**Stated problem:** Would it be possible to write out each entry below exactly, without the pictures?

— start Dataset excerpts —

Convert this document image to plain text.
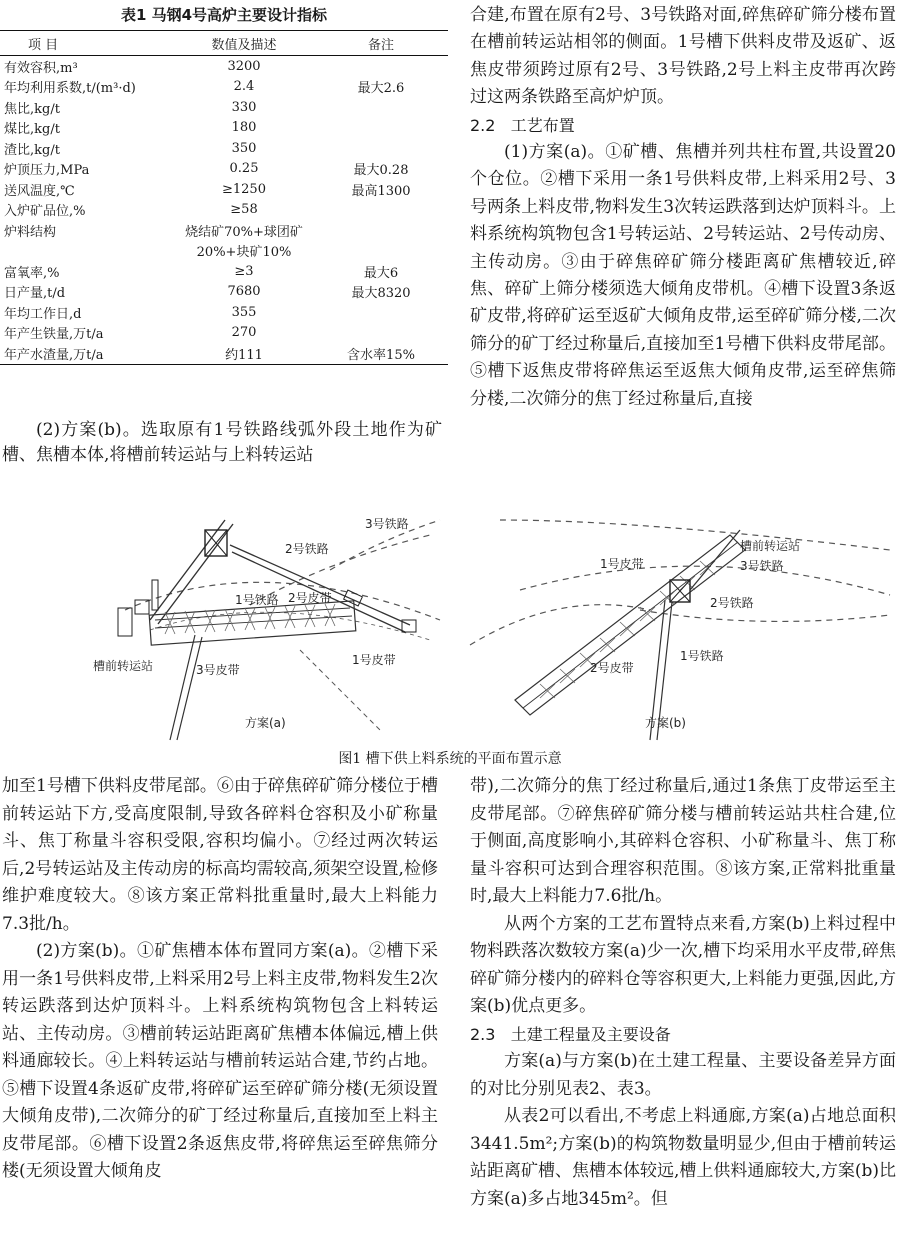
表1 马钢4号高炉主要设计指标
项 目	数值及描述	备注
有效容积,m³	3200	
年均利用系数,t/(m³·d)	2.4	最大2.6
焦比,kg/t	330	
煤比,kg/t	180	
渣比,kg/t	350	
炉顶压力,MPa	0.25	最大0.28
送风温度,℃	≥1250	最高1300
入炉矿品位,%	≥58	
炉料结构	烧结矿70%+球团矿	
	20%+块矿10%	
富氧率,%	≥3	最大6
日产量,t/d	7680	最大8320
年均工作日,d	355	
年产生铁量,万t/a	270	
年产水渣量,万t/a	约111	含水率15%

(2)方案(b)。选取原有1号铁路线弧外段土地作为矿槽、焦槽本体,将槽前转运站与上料转运站

合建,布置在原有2号、3号铁路对面,碎焦碎矿筛分楼布置在槽前转运站相邻的侧面。1号槽下供料皮带及返矿、返焦皮带须跨过原有2号、3号铁路,2号上料主皮带再次跨过这两条铁路至高炉炉顶。

2.2   工艺布置

(1)方案(a)。①矿槽、焦槽并列共柱布置,共设置20个仓位。②槽下采用一条1号供料皮带,上料采用2号、3号两条上料皮带,物料发生3次转运跌落到达炉顶料斗。上料系统构筑物包含1号转运站、2号转运站、2号传动房、主传动房。③由于碎焦碎矿筛分楼距离矿焦槽较近,碎焦、碎矿上筛分楼须选大倾角皮带机。④槽下设置3条返矿皮带,将碎矿运至返矿大倾角皮带,运至碎矿筛分楼,二次筛分的矿丁经过称量后,直接加至1号槽下供料皮带尾部。⑤槽下返焦皮带将碎焦运至返焦大倾角皮带,运至碎焦筛分楼,二次筛分的焦丁经过称量后,直接

3号铁路
2号铁路
1号铁路 2号皮带
1号皮带
3号皮带
槽前转运站
方案(a)
槽前转运站
1号皮带	3号铁路
2号铁路
2号皮带
1号铁路
方案(b)
图1 槽下供上料系统的平面布置示意

加至1号槽下供料皮带尾部。⑥由于碎焦碎矿筛分楼位于槽前转运站下方,受高度限制,导致各碎料仓容积及小矿称量斗、焦丁称量斗容积受限,容积均偏小。⑦经过两次转运后,2号转运站及主传动房的标高均需较高,须架空设置,检修维护难度较大。⑧该方案正常料批重量时,最大上料能力7.3批/h。

(2)方案(b)。①矿焦槽本体布置同方案(a)。②槽下采用一条1号供料皮带,上料采用2号上料主皮带,物料发生2次转运跌落到达炉顶料斗。上料系统构筑物包含上料转运站、主传动房。③槽前转运站距离矿焦槽本体偏远,槽上供料通廊较长。④上料转运站与槽前转运站合建,节约占地。⑤槽下设置4条返矿皮带,将碎矿运至碎矿筛分楼(无须设置大倾角皮带),二次筛分的矿丁经过称量后,直接加至上料主皮带尾部。⑥槽下设置2条返焦皮带,将碎焦运至碎焦筛分楼(无须设置大倾角皮

带),二次筛分的焦丁经过称量后,通过1条焦丁皮带运至主皮带尾部。⑦碎焦碎矿筛分楼与槽前转运站共柱合建,位于侧面,高度影响小,其碎料仓容积、小矿称量斗、焦丁称量斗容积可达到合理容积范围。⑧该方案,正常料批重量时,最大上料能力7.6批/h。

从两个方案的工艺布置特点来看,方案(b)上料过程中物料跌落次数较方案(a)少一次,槽下均采用水平皮带,碎焦碎矿筛分楼内的碎料仓等容积更大,上料能力更强,因此,方案(b)优点更多。

2.3   土建工程量及主要设备

方案(a)与方案(b)在土建工程量、主要设备差异方面的对比分别见表2、表3。

从表2可以看出,不考虑上料通廊,方案(a)占地总面积3441.5m²;方案(b)的构筑物数量明显少,但由于槽前转运站距离矿槽、焦槽本体较远,槽上供料通廊较大,方案(b)比方案(a)多占地345m²。但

— end Dataset excerpts —

**Output of the task:**
Convert this document image to plain text.
表1 马钢4号高炉主要设计指标
项 目	数值及描述	备注
有效容积,m³	3200	
年均利用系数,t/(m³·d)	2.4	最大2.6
焦比,kg/t	330	
煤比,kg/t	180	
渣比,kg/t	350	
炉顶压力,MPa	0.25	最大0.28
送风温度,℃	≥1250	最高1300
入炉矿品位,%	≥58	
炉料结构	烧结矿70%+球团矿	
	20%+块矿10%	
富氧率,%	≥3	最大6
日产量,t/d	7680	最大8320
年均工作日,d	355	
年产生铁量,万t/a	270	
年产水渣量,万t/a	约111	含水率15%

(2)方案(b)。选取原有1号铁路线弧外段土地作为矿槽、焦槽本体,将槽前转运站与上料转运站

合建,布置在原有2号、3号铁路对面,碎焦碎矿筛分楼布置在槽前转运站相邻的侧面。1号槽下供料皮带及返矿、返焦皮带须跨过原有2号、3号铁路,2号上料主皮带再次跨过这两条铁路至高炉炉顶。

2.2   工艺布置

(1)方案(a)。①矿槽、焦槽并列共柱布置,共设置20个仓位。②槽下采用一条1号供料皮带,上料采用2号、3号两条上料皮带,物料发生3次转运跌落到达炉顶料斗。上料系统构筑物包含1号转运站、2号转运站、2号传动房、主传动房。③由于碎焦碎矿筛分楼距离矿焦槽较近,碎焦、碎矿上筛分楼须选大倾角皮带机。④槽下设置3条返矿皮带,将碎矿运至返矿大倾角皮带,运至碎矿筛分楼,二次筛分的矿丁经过称量后,直接加至1号槽下供料皮带尾部。⑤槽下返焦皮带将碎焦运至返焦大倾角皮带,运至碎焦筛分楼,二次筛分的焦丁经过称量后,直接

3号铁路
2号铁路
1号铁路 2号皮带
1号皮带
3号皮带
槽前转运站
方案(a)
槽前转运站
1号皮带	3号铁路
2号铁路
2号皮带
1号铁路
方案(b)
图1 槽下供上料系统的平面布置示意

加至1号槽下供料皮带尾部。⑥由于碎焦碎矿筛分楼位于槽前转运站下方,受高度限制,导致各碎料仓容积及小矿称量斗、焦丁称量斗容积受限,容积均偏小。⑦经过两次转运后,2号转运站及主传动房的标高均需较高,须架空设置,检修维护难度较大。⑧该方案正常料批重量时,最大上料能力7.3批/h。

(2)方案(b)。①矿焦槽本体布置同方案(a)。②槽下采用一条1号供料皮带,上料采用2号上料主皮带,物料发生2次转运跌落到达炉顶料斗。上料系统构筑物包含上料转运站、主传动房。③槽前转运站距离矿焦槽本体偏远,槽上供料通廊较长。④上料转运站与槽前转运站合建,节约占地。⑤槽下设置4条返矿皮带,将碎矿运至碎矿筛分楼(无须设置大倾角皮带),二次筛分的矿丁经过称量后,直接加至上料主皮带尾部。⑥槽下设置2条返焦皮带,将碎焦运至碎焦筛分楼(无须设置大倾角皮

带),二次筛分的焦丁经过称量后,通过1条焦丁皮带运至主皮带尾部。⑦碎焦碎矿筛分楼与槽前转运站共柱合建,位于侧面,高度影响小,其碎料仓容积、小矿称量斗、焦丁称量斗容积可达到合理容积范围。⑧该方案,正常料批重量时,最大上料能力7.6批/h。

从两个方案的工艺布置特点来看,方案(b)上料过程中物料跌落次数较方案(a)少一次,槽下均采用水平皮带,碎焦碎矿筛分楼内的碎料仓等容积更大,上料能力更强,因此,方案(b)优点更多。

2.3   土建工程量及主要设备

方案(a)与方案(b)在土建工程量、主要设备差异方面的对比分别见表2、表3。

从表2可以看出,不考虑上料通廊,方案(a)占地总面积3441.5m²;方案(b)的构筑物数量明显少,但由于槽前转运站距离矿槽、焦槽本体较远,槽上供料通廊较大,方案(b)比方案(a)多占地345m²。但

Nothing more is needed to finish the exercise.